Start Available data
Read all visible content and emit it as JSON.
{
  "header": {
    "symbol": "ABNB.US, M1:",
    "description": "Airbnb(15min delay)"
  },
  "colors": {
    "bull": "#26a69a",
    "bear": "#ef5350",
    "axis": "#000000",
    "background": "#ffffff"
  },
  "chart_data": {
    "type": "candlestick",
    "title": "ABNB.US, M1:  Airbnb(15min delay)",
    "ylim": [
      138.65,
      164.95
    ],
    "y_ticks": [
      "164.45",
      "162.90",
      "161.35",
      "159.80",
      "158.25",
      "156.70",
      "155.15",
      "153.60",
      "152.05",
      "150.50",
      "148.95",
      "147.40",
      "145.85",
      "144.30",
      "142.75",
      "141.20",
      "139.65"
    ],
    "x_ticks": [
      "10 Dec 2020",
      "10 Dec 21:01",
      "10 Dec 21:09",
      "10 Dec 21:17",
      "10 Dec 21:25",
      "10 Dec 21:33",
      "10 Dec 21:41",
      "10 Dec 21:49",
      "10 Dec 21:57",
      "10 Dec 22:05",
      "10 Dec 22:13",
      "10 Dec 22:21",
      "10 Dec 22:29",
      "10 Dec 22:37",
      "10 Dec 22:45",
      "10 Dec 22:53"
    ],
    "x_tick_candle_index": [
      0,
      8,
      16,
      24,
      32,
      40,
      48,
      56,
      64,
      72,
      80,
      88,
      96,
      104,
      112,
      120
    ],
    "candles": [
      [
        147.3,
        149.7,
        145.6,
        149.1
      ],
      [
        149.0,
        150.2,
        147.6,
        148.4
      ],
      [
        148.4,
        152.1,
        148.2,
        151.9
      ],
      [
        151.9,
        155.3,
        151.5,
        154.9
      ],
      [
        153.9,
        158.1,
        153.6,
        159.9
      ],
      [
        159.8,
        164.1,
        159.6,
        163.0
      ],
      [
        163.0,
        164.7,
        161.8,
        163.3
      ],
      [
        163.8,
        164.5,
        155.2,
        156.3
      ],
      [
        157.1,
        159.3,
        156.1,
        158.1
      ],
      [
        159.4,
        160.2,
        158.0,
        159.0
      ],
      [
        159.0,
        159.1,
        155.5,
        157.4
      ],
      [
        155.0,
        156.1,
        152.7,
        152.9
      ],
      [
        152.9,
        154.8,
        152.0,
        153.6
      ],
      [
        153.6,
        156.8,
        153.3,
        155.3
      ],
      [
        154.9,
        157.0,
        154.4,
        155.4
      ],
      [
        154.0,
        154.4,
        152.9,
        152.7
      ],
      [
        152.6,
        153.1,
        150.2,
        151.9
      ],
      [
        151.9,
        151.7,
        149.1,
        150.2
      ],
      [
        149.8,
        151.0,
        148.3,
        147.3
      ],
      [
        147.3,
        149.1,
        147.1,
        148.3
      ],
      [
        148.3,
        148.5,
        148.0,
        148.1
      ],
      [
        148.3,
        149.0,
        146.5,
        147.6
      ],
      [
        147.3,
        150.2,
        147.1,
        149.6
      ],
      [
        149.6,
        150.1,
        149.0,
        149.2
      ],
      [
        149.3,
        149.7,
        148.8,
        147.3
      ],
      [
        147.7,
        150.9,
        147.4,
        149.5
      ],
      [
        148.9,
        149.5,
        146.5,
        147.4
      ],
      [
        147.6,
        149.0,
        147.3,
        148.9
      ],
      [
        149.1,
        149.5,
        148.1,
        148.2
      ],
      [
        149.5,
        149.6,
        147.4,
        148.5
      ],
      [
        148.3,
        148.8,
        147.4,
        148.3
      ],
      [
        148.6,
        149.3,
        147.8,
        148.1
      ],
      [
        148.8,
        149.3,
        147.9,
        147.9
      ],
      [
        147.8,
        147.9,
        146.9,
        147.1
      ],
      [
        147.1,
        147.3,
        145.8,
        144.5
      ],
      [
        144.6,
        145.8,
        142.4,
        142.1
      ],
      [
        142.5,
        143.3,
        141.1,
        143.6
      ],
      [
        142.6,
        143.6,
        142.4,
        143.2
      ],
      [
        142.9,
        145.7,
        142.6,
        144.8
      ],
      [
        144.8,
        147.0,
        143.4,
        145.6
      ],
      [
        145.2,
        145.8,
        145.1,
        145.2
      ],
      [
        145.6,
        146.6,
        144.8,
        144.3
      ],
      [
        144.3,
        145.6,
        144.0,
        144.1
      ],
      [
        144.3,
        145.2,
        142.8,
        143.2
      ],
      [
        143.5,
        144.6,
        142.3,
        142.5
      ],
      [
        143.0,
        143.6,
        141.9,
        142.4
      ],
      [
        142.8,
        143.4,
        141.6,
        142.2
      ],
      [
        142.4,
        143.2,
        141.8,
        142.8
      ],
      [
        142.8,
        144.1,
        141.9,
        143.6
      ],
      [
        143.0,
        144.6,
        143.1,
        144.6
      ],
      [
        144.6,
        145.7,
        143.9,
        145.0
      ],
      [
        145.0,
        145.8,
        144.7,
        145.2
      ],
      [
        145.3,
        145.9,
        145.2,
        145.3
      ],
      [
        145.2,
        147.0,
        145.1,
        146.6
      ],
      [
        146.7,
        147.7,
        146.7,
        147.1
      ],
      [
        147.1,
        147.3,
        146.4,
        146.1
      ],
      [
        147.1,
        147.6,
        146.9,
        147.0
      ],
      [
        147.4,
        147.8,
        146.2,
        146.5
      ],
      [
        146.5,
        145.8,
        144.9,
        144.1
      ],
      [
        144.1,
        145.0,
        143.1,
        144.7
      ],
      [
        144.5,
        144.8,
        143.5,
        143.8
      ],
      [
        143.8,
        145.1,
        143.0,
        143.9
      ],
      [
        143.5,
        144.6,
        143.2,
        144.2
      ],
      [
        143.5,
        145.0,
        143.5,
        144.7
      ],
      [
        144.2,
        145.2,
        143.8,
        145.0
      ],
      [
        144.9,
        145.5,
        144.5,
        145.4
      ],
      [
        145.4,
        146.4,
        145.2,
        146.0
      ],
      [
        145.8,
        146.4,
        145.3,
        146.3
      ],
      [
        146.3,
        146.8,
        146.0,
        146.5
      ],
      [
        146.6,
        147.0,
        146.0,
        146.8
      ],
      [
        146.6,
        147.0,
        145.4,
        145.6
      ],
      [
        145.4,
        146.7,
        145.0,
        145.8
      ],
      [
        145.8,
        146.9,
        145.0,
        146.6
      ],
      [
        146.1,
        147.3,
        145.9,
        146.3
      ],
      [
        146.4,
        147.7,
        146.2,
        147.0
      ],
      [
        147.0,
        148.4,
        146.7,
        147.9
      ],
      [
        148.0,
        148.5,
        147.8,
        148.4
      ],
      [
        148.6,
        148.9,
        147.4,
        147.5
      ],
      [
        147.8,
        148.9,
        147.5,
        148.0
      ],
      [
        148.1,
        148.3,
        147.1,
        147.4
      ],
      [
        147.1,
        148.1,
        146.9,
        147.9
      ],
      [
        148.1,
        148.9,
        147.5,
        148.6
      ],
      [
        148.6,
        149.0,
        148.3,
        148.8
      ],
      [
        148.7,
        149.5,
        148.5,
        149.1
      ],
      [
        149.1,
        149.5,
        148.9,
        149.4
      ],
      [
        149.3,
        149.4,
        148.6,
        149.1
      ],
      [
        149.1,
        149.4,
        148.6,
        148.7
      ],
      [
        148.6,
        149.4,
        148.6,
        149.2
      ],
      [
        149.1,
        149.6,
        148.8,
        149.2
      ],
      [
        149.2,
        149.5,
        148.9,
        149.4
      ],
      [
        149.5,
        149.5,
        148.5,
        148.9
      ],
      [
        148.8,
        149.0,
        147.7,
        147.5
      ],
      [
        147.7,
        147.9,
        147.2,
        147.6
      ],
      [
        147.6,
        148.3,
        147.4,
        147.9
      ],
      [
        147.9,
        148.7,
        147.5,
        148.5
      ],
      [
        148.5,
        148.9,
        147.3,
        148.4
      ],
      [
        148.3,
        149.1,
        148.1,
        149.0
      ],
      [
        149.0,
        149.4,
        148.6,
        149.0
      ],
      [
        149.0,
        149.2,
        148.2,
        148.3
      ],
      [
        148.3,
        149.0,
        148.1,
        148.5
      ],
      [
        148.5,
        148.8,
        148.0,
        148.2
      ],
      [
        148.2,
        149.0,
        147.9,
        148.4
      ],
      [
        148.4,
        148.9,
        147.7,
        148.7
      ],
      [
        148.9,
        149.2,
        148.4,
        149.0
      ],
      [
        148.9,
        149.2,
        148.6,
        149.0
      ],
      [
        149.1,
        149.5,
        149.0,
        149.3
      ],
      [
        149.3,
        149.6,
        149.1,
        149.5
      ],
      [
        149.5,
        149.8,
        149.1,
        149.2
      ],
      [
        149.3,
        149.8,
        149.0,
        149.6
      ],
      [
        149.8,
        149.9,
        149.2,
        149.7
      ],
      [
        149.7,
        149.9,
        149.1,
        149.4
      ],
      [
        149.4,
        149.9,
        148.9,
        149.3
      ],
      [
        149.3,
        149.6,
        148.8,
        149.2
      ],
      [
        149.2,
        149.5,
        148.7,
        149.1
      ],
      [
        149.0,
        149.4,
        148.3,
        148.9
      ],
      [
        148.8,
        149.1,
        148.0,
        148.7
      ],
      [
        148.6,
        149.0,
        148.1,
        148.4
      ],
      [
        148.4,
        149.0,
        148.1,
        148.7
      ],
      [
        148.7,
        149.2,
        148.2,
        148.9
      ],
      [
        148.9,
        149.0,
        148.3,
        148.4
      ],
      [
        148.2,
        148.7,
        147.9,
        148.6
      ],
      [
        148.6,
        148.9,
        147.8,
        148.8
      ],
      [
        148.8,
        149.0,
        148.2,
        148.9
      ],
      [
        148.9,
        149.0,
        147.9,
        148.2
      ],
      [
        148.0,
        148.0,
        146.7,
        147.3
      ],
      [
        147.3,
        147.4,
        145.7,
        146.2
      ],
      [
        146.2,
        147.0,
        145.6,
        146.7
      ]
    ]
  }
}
End Available data
### [Stated problem]
Only the number is needed: state how many lines in the listing contain "ABNB".

### [Written response]
2